-- start Data excerpts --

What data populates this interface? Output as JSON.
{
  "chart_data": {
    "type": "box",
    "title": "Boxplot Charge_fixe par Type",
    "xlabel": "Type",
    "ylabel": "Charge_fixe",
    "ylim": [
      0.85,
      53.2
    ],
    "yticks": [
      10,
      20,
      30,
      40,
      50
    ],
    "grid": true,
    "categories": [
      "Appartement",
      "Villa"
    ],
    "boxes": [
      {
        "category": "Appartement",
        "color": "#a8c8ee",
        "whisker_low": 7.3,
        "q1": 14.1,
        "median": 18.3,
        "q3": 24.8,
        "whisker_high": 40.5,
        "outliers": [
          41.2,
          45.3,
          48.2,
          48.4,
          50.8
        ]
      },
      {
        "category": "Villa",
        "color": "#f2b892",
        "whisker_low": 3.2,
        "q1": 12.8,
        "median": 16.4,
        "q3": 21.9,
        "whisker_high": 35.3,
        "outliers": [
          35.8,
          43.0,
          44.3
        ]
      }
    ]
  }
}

-- end Data excerpts --

# What the task asks
Extract all of the material exactly as it is written.

# Answer for this exercise
What data populates this interface? Output as JSON.
{
  "chart_data": {
    "type": "box",
    "title": "Boxplot Charge_fixe par Type",
    "xlabel": "Type",
    "ylabel": "Charge_fixe",
    "ylim": [
      0.85,
      53.2
    ],
    "yticks": [
      10,
      20,
      30,
      40,
      50
    ],
    "grid": true,
    "categories": [
      "Appartement",
      "Villa"
    ],
    "boxes": [
      {
        "category": "Appartement",
        "color": "#a8c8ee",
        "whisker_low": 7.3,
        "q1": 14.1,
        "median": 18.3,
        "q3": 24.8,
        "whisker_high": 40.5,
        "outliers": [
          41.2,
          45.3,
          48.2,
          48.4,
          50.8
        ]
      },
      {
        "category": "Villa",
        "color": "#f2b892",
        "whisker_low": 3.2,
        "q1": 12.8,
        "median": 16.4,
        "q3": 21.9,
        "whisker_high": 35.3,
        "outliers": [
          35.8,
          43.0,
          44.3
        ]
      }
    ]
  }
}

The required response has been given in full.